Data listing:
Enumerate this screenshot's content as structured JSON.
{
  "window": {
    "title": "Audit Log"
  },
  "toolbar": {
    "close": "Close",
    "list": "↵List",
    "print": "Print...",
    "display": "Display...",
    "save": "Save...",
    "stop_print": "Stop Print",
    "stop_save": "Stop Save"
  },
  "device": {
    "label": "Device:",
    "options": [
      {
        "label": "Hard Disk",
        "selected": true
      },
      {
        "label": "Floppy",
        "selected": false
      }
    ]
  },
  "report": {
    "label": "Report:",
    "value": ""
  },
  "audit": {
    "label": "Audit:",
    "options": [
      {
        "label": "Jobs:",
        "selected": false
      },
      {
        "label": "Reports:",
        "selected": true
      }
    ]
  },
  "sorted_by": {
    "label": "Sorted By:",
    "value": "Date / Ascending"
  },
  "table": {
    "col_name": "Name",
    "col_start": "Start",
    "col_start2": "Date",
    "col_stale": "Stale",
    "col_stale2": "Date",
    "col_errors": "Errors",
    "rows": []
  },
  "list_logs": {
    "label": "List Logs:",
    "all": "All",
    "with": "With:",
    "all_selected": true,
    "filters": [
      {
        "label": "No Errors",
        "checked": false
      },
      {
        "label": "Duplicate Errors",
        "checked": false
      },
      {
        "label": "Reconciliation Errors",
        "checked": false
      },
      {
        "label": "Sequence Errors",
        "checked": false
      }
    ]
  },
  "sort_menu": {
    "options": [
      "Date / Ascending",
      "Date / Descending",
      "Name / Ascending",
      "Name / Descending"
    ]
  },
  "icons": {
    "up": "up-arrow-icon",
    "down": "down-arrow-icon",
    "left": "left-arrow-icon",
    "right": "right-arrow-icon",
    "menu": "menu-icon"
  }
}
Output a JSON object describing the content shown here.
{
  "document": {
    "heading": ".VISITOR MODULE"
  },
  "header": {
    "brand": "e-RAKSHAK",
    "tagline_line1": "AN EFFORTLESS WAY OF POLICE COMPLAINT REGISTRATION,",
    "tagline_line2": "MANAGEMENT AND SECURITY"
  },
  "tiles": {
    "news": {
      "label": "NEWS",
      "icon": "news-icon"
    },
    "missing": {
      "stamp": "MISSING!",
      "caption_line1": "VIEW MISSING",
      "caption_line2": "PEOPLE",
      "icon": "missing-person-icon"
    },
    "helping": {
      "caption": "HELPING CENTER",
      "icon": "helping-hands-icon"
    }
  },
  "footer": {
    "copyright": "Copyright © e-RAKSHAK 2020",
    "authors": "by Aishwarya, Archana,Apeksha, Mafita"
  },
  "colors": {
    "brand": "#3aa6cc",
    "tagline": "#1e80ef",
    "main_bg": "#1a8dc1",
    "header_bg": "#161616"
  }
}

▶ _Task directions_
Take every line from the one containing "Output a JSON" to the end of the listing and output it exactly, with nothing else.

▶ _Full answer_
Output a JSON object describing the content shown here.
{
  "document": {
    "heading": ".VISITOR MODULE"
  },
  "header": {
    "brand": "e-RAKSHAK",
    "tagline_line1": "AN EFFORTLESS WAY OF POLICE COMPLAINT REGISTRATION,",
    "tagline_line2": "MANAGEMENT AND SECURITY"
  },
  "tiles": {
    "news": {
      "label": "NEWS",
      "icon": "news-icon"
    },
    "missing": {
      "stamp": "MISSING!",
      "caption_line1": "VIEW MISSING",
      "caption_line2": "PEOPLE",
      "icon": "missing-person-icon"
    },
    "helping": {
      "caption": "HELPING CENTER",
      "icon": "helping-hands-icon"
    }
  },
  "footer": {
    "copyright": "Copyright © e-RAKSHAK 2020",
    "authors": "by Aishwarya, Archana,Apeksha, Mafita"
  },
  "colors": {
    "brand": "#3aa6cc",
    "tagline": "#1e80ef",
    "main_bg": "#1a8dc1",
    "header_bg": "#161616"
  }
}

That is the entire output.